Data entries
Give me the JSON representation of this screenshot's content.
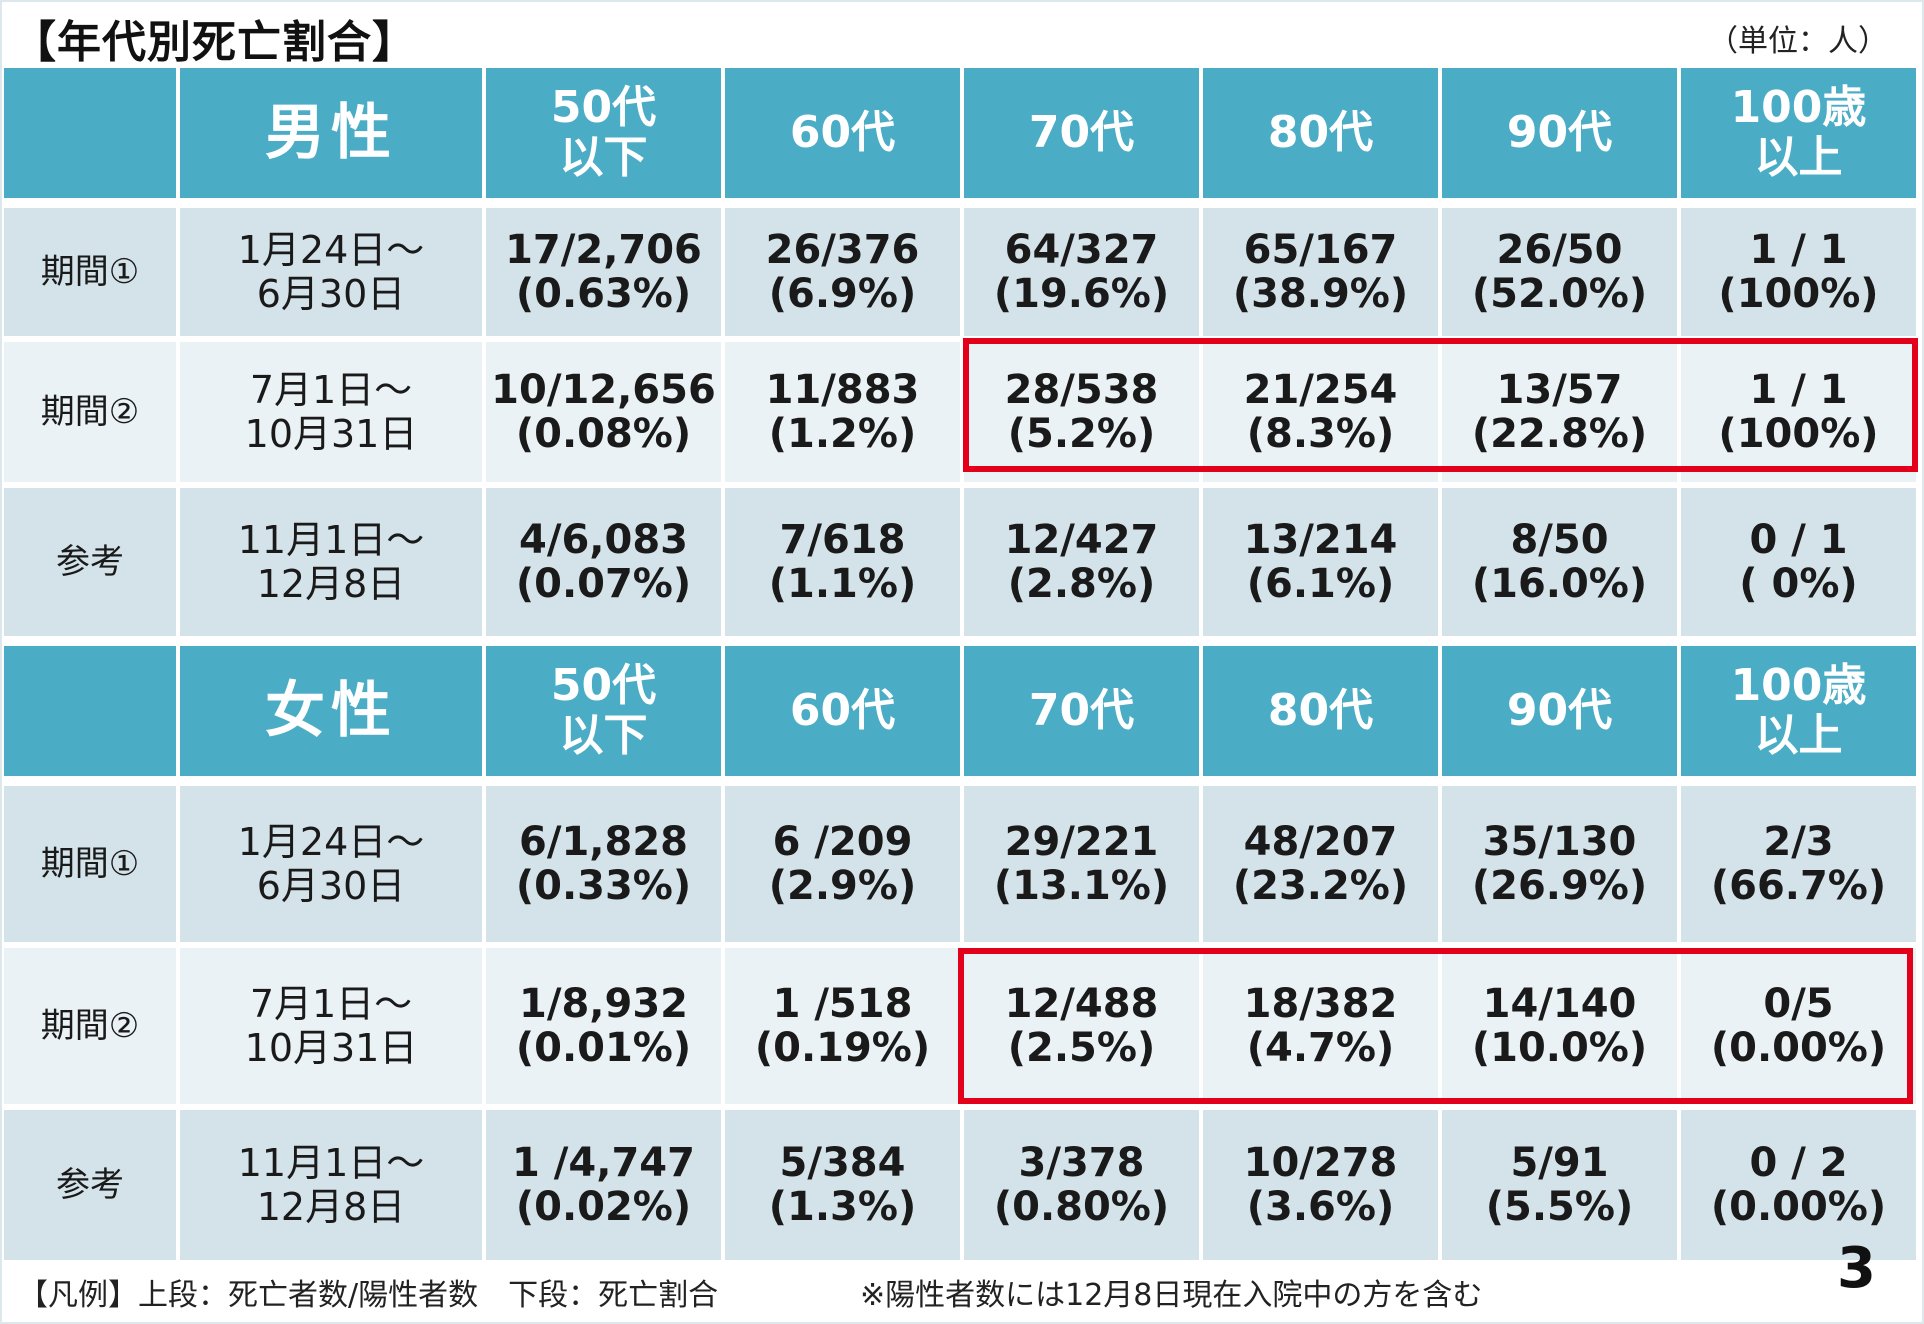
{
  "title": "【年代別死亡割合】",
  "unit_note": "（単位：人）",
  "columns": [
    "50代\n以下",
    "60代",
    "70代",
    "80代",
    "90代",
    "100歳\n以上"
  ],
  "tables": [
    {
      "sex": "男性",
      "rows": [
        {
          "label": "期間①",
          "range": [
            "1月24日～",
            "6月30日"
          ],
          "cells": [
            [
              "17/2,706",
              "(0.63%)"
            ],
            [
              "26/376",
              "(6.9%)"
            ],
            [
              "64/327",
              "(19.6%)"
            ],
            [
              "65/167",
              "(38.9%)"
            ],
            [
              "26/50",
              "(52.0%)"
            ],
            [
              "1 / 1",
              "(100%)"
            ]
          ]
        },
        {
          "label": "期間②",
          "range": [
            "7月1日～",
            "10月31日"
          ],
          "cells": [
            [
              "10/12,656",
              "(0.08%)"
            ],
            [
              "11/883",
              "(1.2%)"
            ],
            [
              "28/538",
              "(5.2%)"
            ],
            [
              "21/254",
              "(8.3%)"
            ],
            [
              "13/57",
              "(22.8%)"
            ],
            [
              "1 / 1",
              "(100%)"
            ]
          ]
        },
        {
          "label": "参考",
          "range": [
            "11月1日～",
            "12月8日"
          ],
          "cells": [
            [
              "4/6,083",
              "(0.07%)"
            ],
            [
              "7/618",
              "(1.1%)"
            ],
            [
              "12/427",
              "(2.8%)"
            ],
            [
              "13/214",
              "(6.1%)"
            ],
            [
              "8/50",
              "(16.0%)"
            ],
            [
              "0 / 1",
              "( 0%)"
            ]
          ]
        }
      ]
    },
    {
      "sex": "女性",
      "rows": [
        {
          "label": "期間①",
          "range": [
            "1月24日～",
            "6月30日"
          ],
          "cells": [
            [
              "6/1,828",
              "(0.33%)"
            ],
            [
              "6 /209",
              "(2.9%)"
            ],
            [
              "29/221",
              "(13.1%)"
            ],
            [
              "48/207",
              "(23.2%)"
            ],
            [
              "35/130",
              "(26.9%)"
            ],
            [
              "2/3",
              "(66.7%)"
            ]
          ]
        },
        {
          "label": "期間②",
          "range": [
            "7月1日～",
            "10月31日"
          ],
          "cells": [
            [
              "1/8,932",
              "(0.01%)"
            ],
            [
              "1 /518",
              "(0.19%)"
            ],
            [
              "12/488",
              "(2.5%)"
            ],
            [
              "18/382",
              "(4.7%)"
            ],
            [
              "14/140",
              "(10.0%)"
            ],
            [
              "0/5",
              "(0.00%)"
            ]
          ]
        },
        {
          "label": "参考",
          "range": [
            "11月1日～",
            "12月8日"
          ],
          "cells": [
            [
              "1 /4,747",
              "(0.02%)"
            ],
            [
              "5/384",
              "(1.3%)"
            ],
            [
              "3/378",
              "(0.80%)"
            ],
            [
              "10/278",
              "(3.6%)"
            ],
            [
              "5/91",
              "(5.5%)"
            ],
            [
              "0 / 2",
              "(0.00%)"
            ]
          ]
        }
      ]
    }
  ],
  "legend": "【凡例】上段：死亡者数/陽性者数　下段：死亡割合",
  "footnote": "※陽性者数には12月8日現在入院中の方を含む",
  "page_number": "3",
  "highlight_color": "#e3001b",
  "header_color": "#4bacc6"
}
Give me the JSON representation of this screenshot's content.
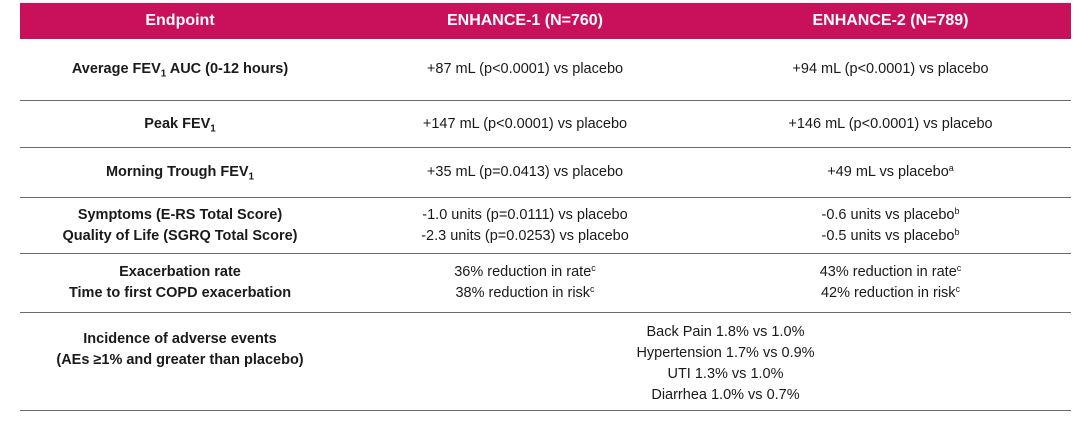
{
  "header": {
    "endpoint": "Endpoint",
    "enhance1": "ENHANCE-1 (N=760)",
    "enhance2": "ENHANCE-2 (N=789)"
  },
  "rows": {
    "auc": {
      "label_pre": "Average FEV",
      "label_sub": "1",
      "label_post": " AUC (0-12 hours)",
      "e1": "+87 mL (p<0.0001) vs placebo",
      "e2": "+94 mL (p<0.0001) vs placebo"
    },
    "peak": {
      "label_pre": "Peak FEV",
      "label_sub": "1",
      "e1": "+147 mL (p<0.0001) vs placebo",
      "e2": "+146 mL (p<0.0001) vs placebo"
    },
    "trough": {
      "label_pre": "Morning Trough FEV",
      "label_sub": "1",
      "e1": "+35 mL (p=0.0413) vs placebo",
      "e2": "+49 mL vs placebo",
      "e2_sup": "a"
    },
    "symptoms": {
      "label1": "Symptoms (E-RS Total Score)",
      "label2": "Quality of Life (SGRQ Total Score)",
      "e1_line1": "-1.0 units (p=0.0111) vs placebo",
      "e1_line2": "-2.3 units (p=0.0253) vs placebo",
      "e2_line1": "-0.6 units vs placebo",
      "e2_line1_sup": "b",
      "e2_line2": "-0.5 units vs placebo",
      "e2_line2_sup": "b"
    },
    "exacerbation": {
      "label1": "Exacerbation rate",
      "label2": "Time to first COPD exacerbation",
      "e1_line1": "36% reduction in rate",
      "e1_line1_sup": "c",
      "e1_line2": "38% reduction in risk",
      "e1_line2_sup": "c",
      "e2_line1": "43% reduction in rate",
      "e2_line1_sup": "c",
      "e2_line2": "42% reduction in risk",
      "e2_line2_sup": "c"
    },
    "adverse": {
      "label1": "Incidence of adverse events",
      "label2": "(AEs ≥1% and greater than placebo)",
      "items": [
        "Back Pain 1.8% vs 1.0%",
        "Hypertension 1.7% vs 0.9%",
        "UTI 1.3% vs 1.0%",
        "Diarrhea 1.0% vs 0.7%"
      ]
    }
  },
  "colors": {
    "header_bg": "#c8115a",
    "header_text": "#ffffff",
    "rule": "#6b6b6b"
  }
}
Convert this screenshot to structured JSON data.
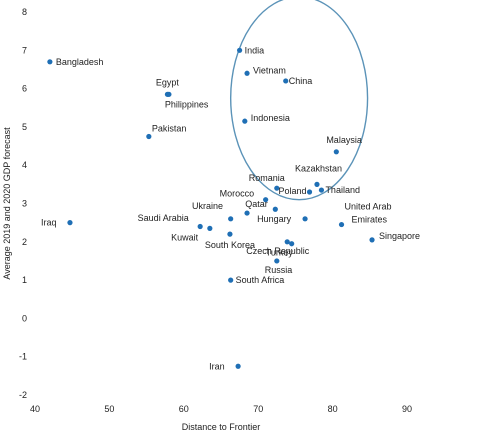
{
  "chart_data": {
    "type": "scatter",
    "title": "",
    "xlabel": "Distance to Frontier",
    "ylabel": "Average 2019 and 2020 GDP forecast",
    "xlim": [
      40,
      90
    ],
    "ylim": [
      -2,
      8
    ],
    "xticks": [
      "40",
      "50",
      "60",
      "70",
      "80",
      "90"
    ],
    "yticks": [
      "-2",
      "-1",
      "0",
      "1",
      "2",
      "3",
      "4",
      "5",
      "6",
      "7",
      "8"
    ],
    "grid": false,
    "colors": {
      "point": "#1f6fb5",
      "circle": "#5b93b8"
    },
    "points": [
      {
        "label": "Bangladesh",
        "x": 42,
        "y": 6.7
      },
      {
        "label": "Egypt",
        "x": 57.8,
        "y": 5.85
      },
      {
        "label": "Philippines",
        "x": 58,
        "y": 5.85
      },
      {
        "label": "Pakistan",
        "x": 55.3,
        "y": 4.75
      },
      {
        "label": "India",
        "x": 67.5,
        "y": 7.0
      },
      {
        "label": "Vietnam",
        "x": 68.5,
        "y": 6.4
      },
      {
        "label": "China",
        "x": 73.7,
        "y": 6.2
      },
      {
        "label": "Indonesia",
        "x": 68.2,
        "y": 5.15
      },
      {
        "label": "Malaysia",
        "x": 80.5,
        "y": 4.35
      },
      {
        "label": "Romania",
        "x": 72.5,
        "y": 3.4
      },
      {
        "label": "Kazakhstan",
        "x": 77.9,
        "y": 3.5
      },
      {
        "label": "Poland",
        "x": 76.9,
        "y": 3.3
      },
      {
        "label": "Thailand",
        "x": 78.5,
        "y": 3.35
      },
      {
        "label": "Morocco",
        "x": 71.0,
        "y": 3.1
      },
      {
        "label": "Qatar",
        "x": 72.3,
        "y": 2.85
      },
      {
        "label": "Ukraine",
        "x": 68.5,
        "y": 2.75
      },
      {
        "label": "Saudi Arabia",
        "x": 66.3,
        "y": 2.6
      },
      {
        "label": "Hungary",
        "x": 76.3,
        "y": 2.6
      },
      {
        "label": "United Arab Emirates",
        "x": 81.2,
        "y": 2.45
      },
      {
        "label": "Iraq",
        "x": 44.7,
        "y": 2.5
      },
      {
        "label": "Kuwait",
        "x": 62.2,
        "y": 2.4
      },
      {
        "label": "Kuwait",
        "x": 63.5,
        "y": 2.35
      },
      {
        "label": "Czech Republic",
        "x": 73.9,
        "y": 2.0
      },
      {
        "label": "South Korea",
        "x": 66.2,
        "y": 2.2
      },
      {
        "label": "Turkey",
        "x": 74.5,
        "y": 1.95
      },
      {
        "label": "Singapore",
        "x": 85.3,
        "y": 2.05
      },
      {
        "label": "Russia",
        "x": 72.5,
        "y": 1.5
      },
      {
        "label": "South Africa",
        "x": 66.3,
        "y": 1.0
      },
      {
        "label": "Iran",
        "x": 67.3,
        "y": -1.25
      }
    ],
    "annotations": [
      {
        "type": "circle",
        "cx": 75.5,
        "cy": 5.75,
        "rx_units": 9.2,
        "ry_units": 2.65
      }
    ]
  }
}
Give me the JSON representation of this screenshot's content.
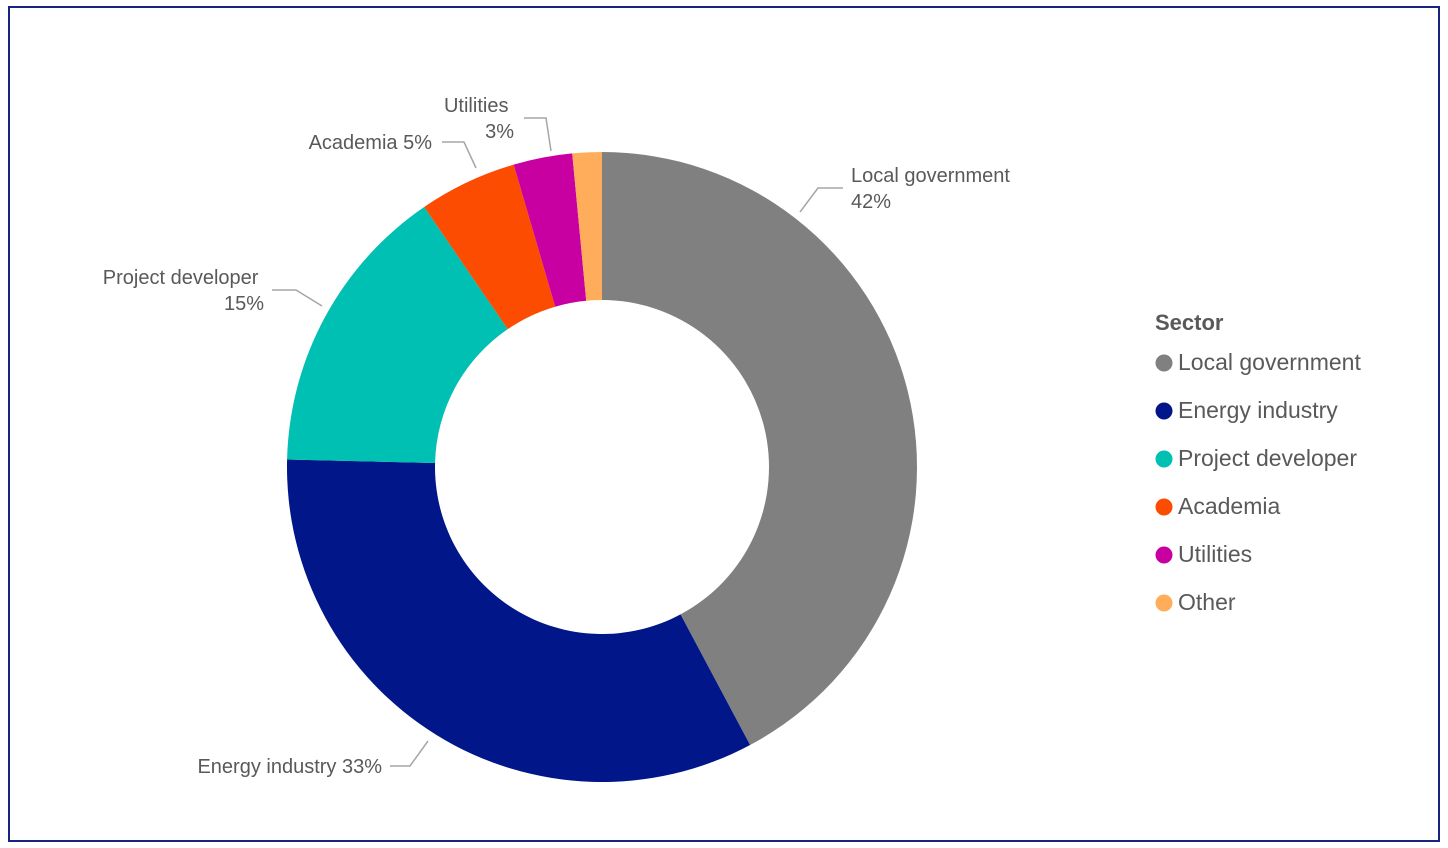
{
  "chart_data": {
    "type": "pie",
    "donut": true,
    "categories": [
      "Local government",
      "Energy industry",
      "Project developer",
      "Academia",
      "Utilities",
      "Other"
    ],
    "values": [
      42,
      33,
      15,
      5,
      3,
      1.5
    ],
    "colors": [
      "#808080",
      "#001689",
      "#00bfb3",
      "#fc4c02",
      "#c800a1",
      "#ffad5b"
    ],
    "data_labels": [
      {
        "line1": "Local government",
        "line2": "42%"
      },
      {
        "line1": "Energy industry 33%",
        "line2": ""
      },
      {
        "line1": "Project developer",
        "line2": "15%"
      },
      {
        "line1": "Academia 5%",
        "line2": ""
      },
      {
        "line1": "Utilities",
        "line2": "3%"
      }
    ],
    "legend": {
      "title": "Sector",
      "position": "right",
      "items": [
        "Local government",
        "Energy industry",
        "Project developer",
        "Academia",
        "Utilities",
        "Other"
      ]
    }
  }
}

Task brief
Check all the records above and select each line where the string "South" is found.

Finished exercise
        "label": "South Korea",
        "label": "South Africa",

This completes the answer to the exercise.